_ITEMS_
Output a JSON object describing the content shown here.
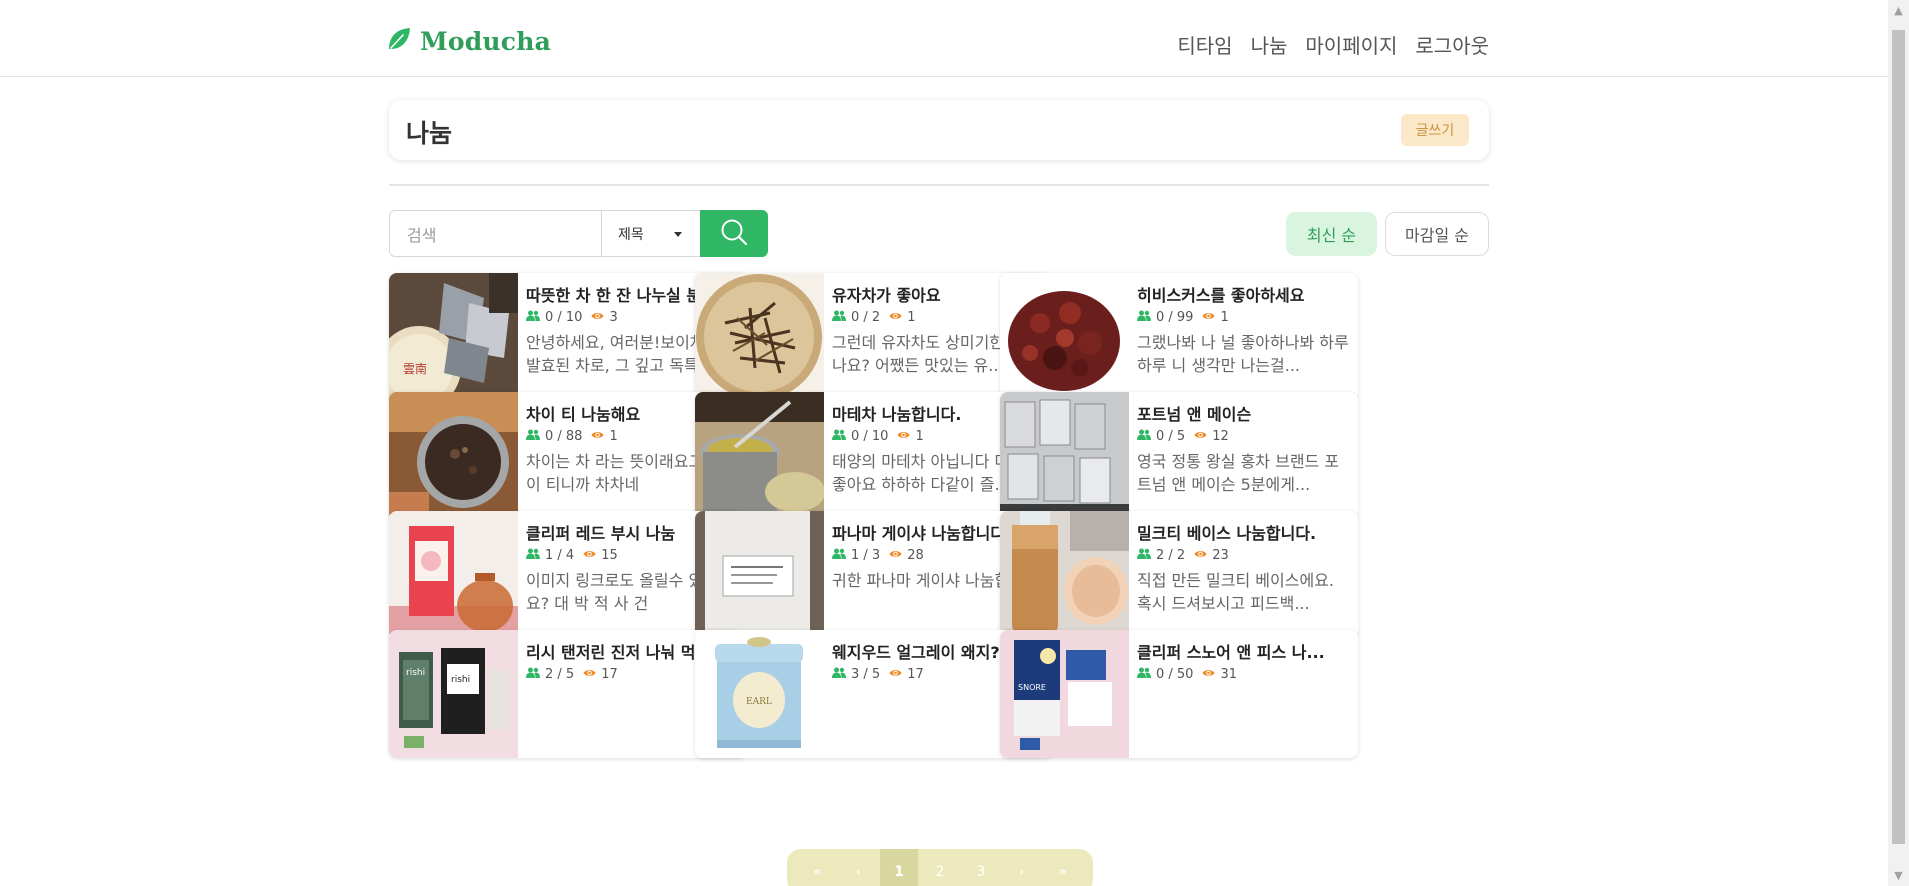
{
  "app": {
    "brand": "Moducha",
    "brand_icon": "leaf-icon",
    "accent": "#2fb766"
  },
  "nav": {
    "items": [
      "티타임",
      "나눔",
      "마이페이지",
      "로그아웃"
    ]
  },
  "header": {
    "title": "나눔",
    "write_label": "글쓰기"
  },
  "search": {
    "placeholder": "검색",
    "field_selected": "제목"
  },
  "sort": {
    "latest": "최신 순",
    "deadline": "마감일 순"
  },
  "cards": [
    {
      "title": "따뜻한 차 한 잔 나누실 분...",
      "people": "0 / 10",
      "views": "3",
      "desc": "안녕하세요, 여러분!보이차는 발효된 차로, 그 깊고 독특...",
      "thumb": "puer-cakes"
    },
    {
      "title": "유자차가 좋아요",
      "people": "0 / 2",
      "views": "1",
      "desc": "그런데 유자차도 상미기한이 있나요? 어쨌든 맛있는 유...",
      "thumb": "dried-leaves-plate"
    },
    {
      "title": "히비스커스를 좋아하세요",
      "people": "0 / 99",
      "views": "1",
      "desc": "그랬나봐 나 널 좋아하나봐 하루하루 니 생각만 나는걸...",
      "thumb": "hibiscus"
    },
    {
      "title": "차이 티 나눔해요",
      "people": "0 / 88",
      "views": "1",
      "desc": "차이는 차 라는 뜻이래요그럼 차이 티니까 차차네",
      "thumb": "chai-tin"
    },
    {
      "title": "마테차 나눔합니다.",
      "people": "0 / 10",
      "views": "1",
      "desc": "태양의 마테차 아닙니다 마테차 좋아요 하하하 다같이 즐...",
      "thumb": "mate-cup"
    },
    {
      "title": "포트넘 앤 메이슨",
      "people": "0 / 5",
      "views": "12",
      "desc": "영국 정통 왕실 홍차 브랜드 포트넘 앤 메이슨  5분에게...",
      "thumb": "tea-sachets"
    },
    {
      "title": "클리퍼 레드 부시 나눔",
      "people": "1 / 4",
      "views": "15",
      "desc": "이미지 링크로도 올릴수 있네요? 대 박 적 사 건",
      "thumb": "redbush-box"
    },
    {
      "title": "파나마 게이샤 나눔합니다...",
      "people": "1 / 3",
      "views": "28",
      "desc": "귀한 파나마 게이샤 나눔합니다",
      "thumb": "coffee-bag"
    },
    {
      "title": "밀크티 베이스 나눔합니다.",
      "people": "2 / 2",
      "views": "23",
      "desc": " 직접 만든 밀크티 베이스에요. 혹시 드셔보시고 피드백...",
      "thumb": "milk-tea-bottle"
    },
    {
      "title": "리시 탠저린 진저 나눠 먹...",
      "people": "2 / 5",
      "views": "17",
      "desc": "",
      "thumb": "rishi-pack"
    },
    {
      "title": "웨지우드 얼그레이 왜지?",
      "people": "3 / 5",
      "views": "17",
      "desc": "",
      "thumb": "wedgwood-tin"
    },
    {
      "title": "클리퍼 스노어 앤 피스 나...",
      "people": "0 / 50",
      "views": "31",
      "desc": "",
      "thumb": "snore-peace-box"
    }
  ],
  "pagination": {
    "first": "«",
    "prev": "‹",
    "pages": [
      "1",
      "2",
      "3"
    ],
    "current": "1",
    "next": "›",
    "last": "»"
  }
}
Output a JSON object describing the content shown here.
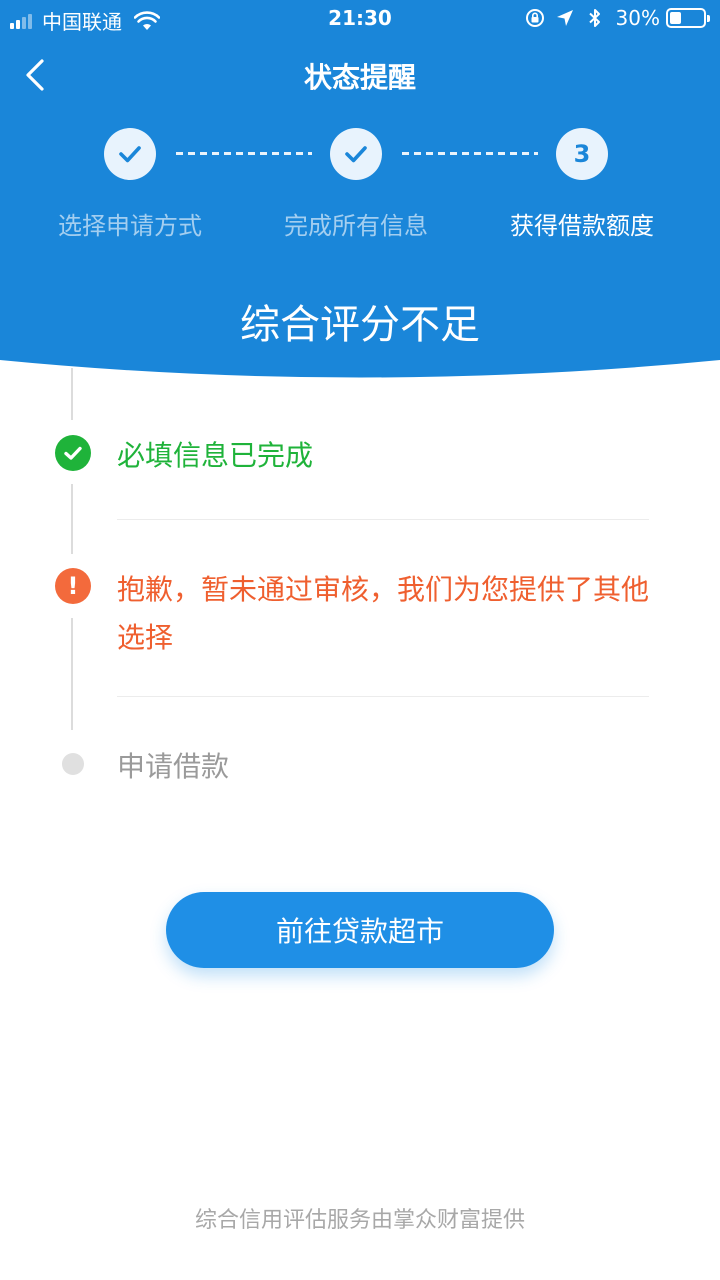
{
  "status_bar": {
    "carrier": "中国联通",
    "time": "21:30",
    "battery": "30%"
  },
  "nav": {
    "title": "状态提醒"
  },
  "steps": [
    {
      "label": "选择申请方式",
      "state": "done"
    },
    {
      "label": "完成所有信息",
      "state": "done"
    },
    {
      "label": "获得借款额度",
      "state": "current",
      "number": "3"
    }
  ],
  "hero": {
    "title": "综合评分不足"
  },
  "timeline": [
    {
      "text": "必填信息已完成",
      "state": "ok"
    },
    {
      "text": "抱歉，暂未通过审核，我们为您提供了其他选择",
      "state": "warn",
      "icon": "!"
    },
    {
      "text": "申请借款",
      "state": "pending"
    }
  ],
  "cta": {
    "label": "前往贷款超市"
  },
  "footer": {
    "text": "综合信用评估服务由掌众财富提供"
  },
  "colors": {
    "header_blue": "#1a86d9",
    "success": "#1fb33a",
    "warning": "#ef5f2f",
    "button": "#1f8fe6"
  }
}
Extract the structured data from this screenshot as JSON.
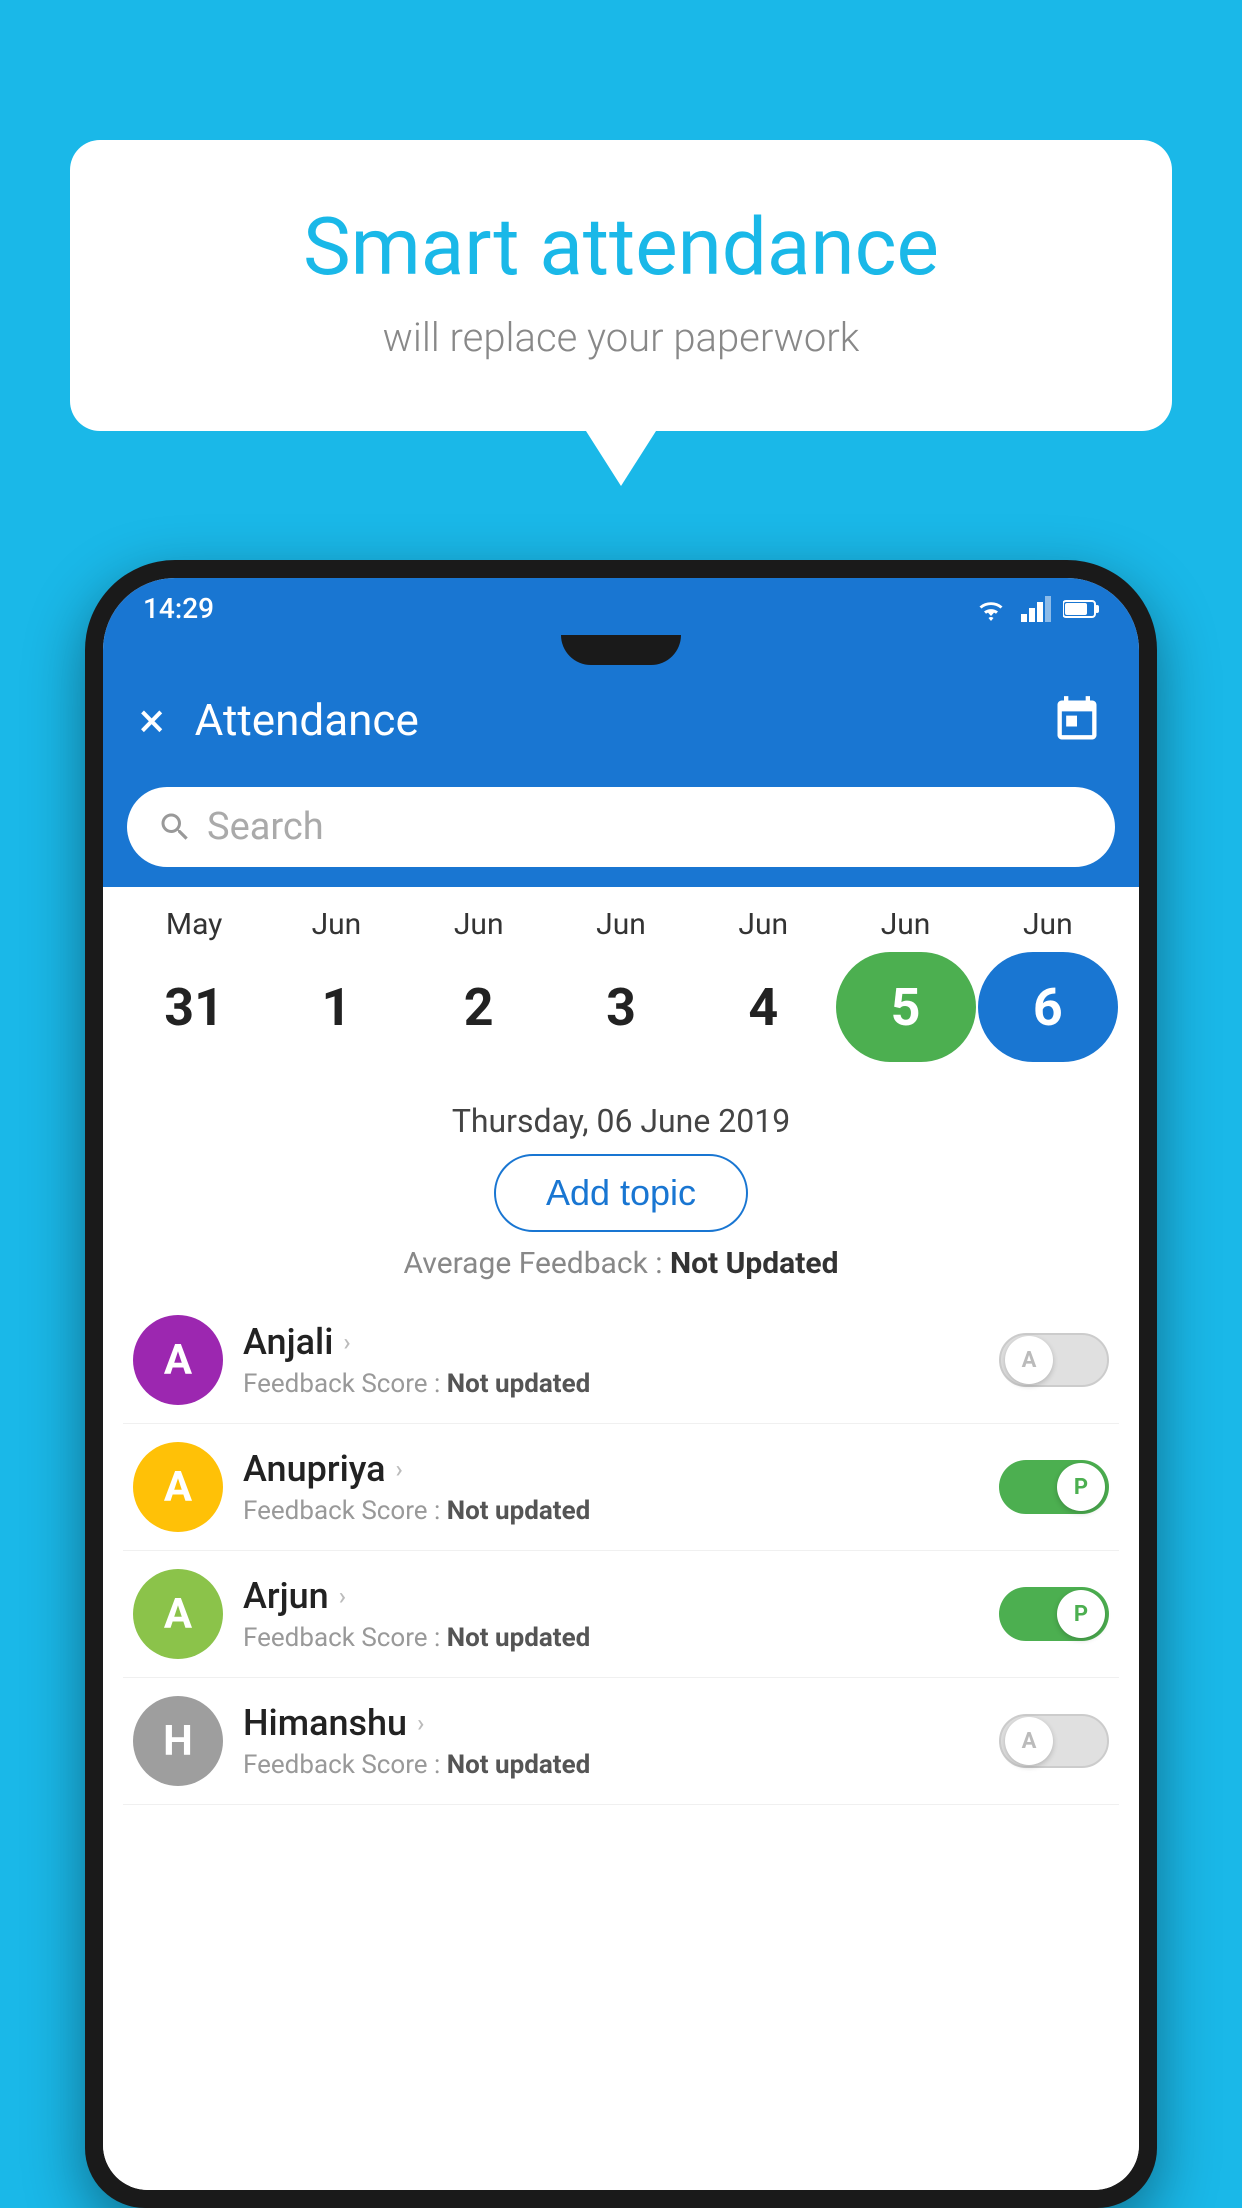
{
  "background_color": "#1ab8e8",
  "speech_bubble": {
    "title": "Smart attendance",
    "subtitle": "will replace your paperwork"
  },
  "status_bar": {
    "time": "14:29",
    "wifi_icon": "wifi",
    "signal_icon": "signal",
    "battery_icon": "battery"
  },
  "app_bar": {
    "close_label": "×",
    "title": "Attendance",
    "calendar_icon": "calendar"
  },
  "search": {
    "placeholder": "Search"
  },
  "calendar": {
    "months": [
      "May",
      "Jun",
      "Jun",
      "Jun",
      "Jun",
      "Jun",
      "Jun"
    ],
    "days": [
      "31",
      "1",
      "2",
      "3",
      "4",
      "5",
      "6"
    ],
    "today_index": 4,
    "selected_index": 5,
    "selected_label": "Thursday, 06 June 2019"
  },
  "add_topic": {
    "label": "Add topic"
  },
  "average_feedback": {
    "label": "Average Feedback : ",
    "value": "Not Updated"
  },
  "students": [
    {
      "name": "Anjali",
      "initial": "A",
      "avatar_color": "#9c27b0",
      "feedback_label": "Feedback Score : ",
      "feedback_value": "Not updated",
      "attendance": "absent",
      "toggle_label": "A"
    },
    {
      "name": "Anupriya",
      "initial": "A",
      "avatar_color": "#ffc107",
      "feedback_label": "Feedback Score : ",
      "feedback_value": "Not updated",
      "attendance": "present",
      "toggle_label": "P"
    },
    {
      "name": "Arjun",
      "initial": "A",
      "avatar_color": "#8bc34a",
      "feedback_label": "Feedback Score : ",
      "feedback_value": "Not updated",
      "attendance": "present",
      "toggle_label": "P"
    },
    {
      "name": "Himanshu",
      "initial": "H",
      "avatar_color": "#9e9e9e",
      "feedback_label": "Feedback Score : ",
      "feedback_value": "Not updated",
      "attendance": "absent",
      "toggle_label": "A"
    }
  ]
}
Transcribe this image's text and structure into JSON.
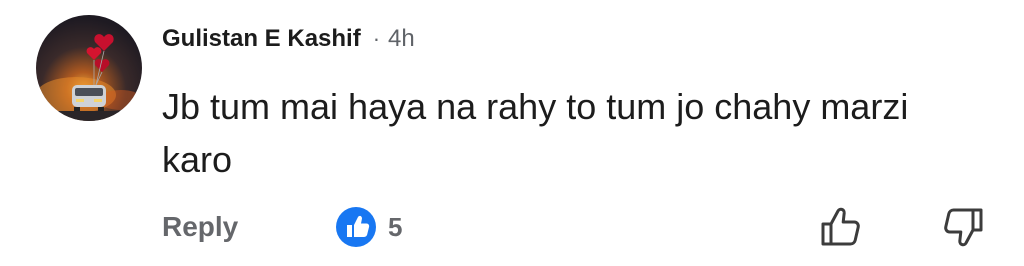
{
  "comment": {
    "author": "Gulistan E Kashif",
    "separator": "·",
    "time": "4h",
    "text": "Jb tum mai haya na rahy to tum jo chahy marzi karo"
  },
  "actions": {
    "reply_label": "Reply",
    "like_count": "5"
  },
  "icons": {
    "like_badge": "like-badge-icon",
    "upvote": "thumbs-up-outline-icon",
    "downvote": "thumbs-down-outline-icon"
  },
  "colors": {
    "like_badge": "#1877f2",
    "muted_text": "#65676b",
    "primary_text": "#1c1c1c"
  }
}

_TASK GOAL_
Copy every entry word for word, but omit the pictures.

_RESULT OF THIS TASK_
Output a JSON object describing the content shown here.
{
  "app": {
    "brand": "Moducha",
    "brand_icon": "leaf-icon",
    "accent": "#2fb766"
  },
  "nav": {
    "items": [
      "티타임",
      "나눔",
      "마이페이지",
      "로그아웃"
    ]
  },
  "header": {
    "title": "나눔",
    "write_label": "글쓰기"
  },
  "search": {
    "placeholder": "검색",
    "field_selected": "제목"
  },
  "sort": {
    "latest": "최신 순",
    "deadline": "마감일 순"
  },
  "cards": [
    {
      "title": "따뜻한 차 한 잔 나누실 분...",
      "people": "0 / 10",
      "views": "3",
      "desc": "안녕하세요, 여러분!보이차는 발효된 차로, 그 깊고 독특...",
      "thumb": "puer-cakes"
    },
    {
      "title": "유자차가 좋아요",
      "people": "0 / 2",
      "views": "1",
      "desc": "그런데 유자차도 상미기한이 있나요? 어쨌든 맛있는 유...",
      "thumb": "dried-leaves-plate"
    },
    {
      "title": "히비스커스를 좋아하세요",
      "people": "0 / 99",
      "views": "1",
      "desc": "그랬나봐 나 널 좋아하나봐 하루하루 니 생각만 나는걸...",
      "thumb": "hibiscus"
    },
    {
      "title": "차이 티 나눔해요",
      "people": "0 / 88",
      "views": "1",
      "desc": "차이는 차 라는 뜻이래요그럼 차이 티니까 차차네",
      "thumb": "chai-tin"
    },
    {
      "title": "마테차 나눔합니다.",
      "people": "0 / 10",
      "views": "1",
      "desc": "태양의 마테차 아닙니다 마테차 좋아요 하하하 다같이 즐...",
      "thumb": "mate-cup"
    },
    {
      "title": "포트넘 앤 메이슨",
      "people": "0 / 5",
      "views": "12",
      "desc": "영국 정통 왕실 홍차 브랜드 포트넘 앤 메이슨  5분에게...",
      "thumb": "tea-sachets"
    },
    {
      "title": "클리퍼 레드 부시 나눔",
      "people": "1 / 4",
      "views": "15",
      "desc": "이미지 링크로도 올릴수 있네요? 대 박 적 사 건",
      "thumb": "redbush-box"
    },
    {
      "title": "파나마 게이샤 나눔합니다...",
      "people": "1 / 3",
      "views": "28",
      "desc": "귀한 파나마 게이샤 나눔합니다",
      "thumb": "coffee-bag"
    },
    {
      "title": "밀크티 베이스 나눔합니다.",
      "people": "2 / 2",
      "views": "23",
      "desc": " 직접 만든 밀크티 베이스에요. 혹시 드셔보시고 피드백...",
      "thumb": "milk-tea-bottle"
    },
    {
      "title": "리시 탠저린 진저 나눠 먹...",
      "people": "2 / 5",
      "views": "17",
      "desc": "",
      "thumb": "rishi-pack"
    },
    {
      "title": "웨지우드 얼그레이 왜지?",
      "people": "3 / 5",
      "views": "17",
      "desc": "",
      "thumb": "wedgwood-tin"
    },
    {
      "title": "클리퍼 스노어 앤 피스 나...",
      "people": "0 / 50",
      "views": "31",
      "desc": "",
      "thumb": "snore-peace-box"
    }
  ],
  "pagination": {
    "first": "«",
    "prev": "‹",
    "pages": [
      "1",
      "2",
      "3"
    ],
    "current": "1",
    "next": "›",
    "last": "»"
  }
}
Output a JSON object describing the content shown here.
{
  "status_bar": {
    "carrier": "中国联通",
    "time": "21:30",
    "battery": "30%"
  },
  "nav": {
    "title": "状态提醒"
  },
  "steps": [
    {
      "label": "选择申请方式",
      "state": "done"
    },
    {
      "label": "完成所有信息",
      "state": "done"
    },
    {
      "label": "获得借款额度",
      "state": "current",
      "number": "3"
    }
  ],
  "hero": {
    "title": "综合评分不足"
  },
  "timeline": [
    {
      "text": "必填信息已完成",
      "state": "ok"
    },
    {
      "text": "抱歉，暂未通过审核，我们为您提供了其他选择",
      "state": "warn",
      "icon": "!"
    },
    {
      "text": "申请借款",
      "state": "pending"
    }
  ],
  "cta": {
    "label": "前往贷款超市"
  },
  "footer": {
    "text": "综合信用评估服务由掌众财富提供"
  },
  "colors": {
    "header_blue": "#1a86d9",
    "success": "#1fb33a",
    "warning": "#ef5f2f",
    "button": "#1f8fe6"
  }
}
Extract the structured data from this screenshot as JSON.
{
  "background_color": "#1ab8e8",
  "speech_bubble": {
    "title": "Smart attendance",
    "subtitle": "will replace your paperwork"
  },
  "status_bar": {
    "time": "14:29",
    "wifi_icon": "wifi",
    "signal_icon": "signal",
    "battery_icon": "battery"
  },
  "app_bar": {
    "close_label": "×",
    "title": "Attendance",
    "calendar_icon": "calendar"
  },
  "search": {
    "placeholder": "Search"
  },
  "calendar": {
    "months": [
      "May",
      "Jun",
      "Jun",
      "Jun",
      "Jun",
      "Jun",
      "Jun"
    ],
    "days": [
      "31",
      "1",
      "2",
      "3",
      "4",
      "5",
      "6"
    ],
    "today_index": 4,
    "selected_index": 5,
    "selected_label": "Thursday, 06 June 2019"
  },
  "add_topic": {
    "label": "Add topic"
  },
  "average_feedback": {
    "label": "Average Feedback : ",
    "value": "Not Updated"
  },
  "students": [
    {
      "name": "Anjali",
      "initial": "A",
      "avatar_color": "#9c27b0",
      "feedback_label": "Feedback Score : ",
      "feedback_value": "Not updated",
      "attendance": "absent",
      "toggle_label": "A"
    },
    {
      "name": "Anupriya",
      "initial": "A",
      "avatar_color": "#ffc107",
      "feedback_label": "Feedback Score : ",
      "feedback_value": "Not updated",
      "attendance": "present",
      "toggle_label": "P"
    },
    {
      "name": "Arjun",
      "initial": "A",
      "avatar_color": "#8bc34a",
      "feedback_label": "Feedback Score : ",
      "feedback_value": "Not updated",
      "attendance": "present",
      "toggle_label": "P"
    },
    {
      "name": "Himanshu",
      "initial": "H",
      "avatar_color": "#9e9e9e",
      "feedback_label": "Feedback Score : ",
      "feedback_value": "Not updated",
      "attendance": "absent",
      "toggle_label": "A"
    }
  ]
}
Transcribe this image's text and structure into JSON.
{
  "comment": {
    "author": "Gulistan E Kashif",
    "separator": "·",
    "time": "4h",
    "text": "Jb tum mai haya na rahy to tum jo chahy marzi karo"
  },
  "actions": {
    "reply_label": "Reply",
    "like_count": "5"
  },
  "icons": {
    "like_badge": "like-badge-icon",
    "upvote": "thumbs-up-outline-icon",
    "downvote": "thumbs-down-outline-icon"
  },
  "colors": {
    "like_badge": "#1877f2",
    "muted_text": "#65676b",
    "primary_text": "#1c1c1c"
  }
}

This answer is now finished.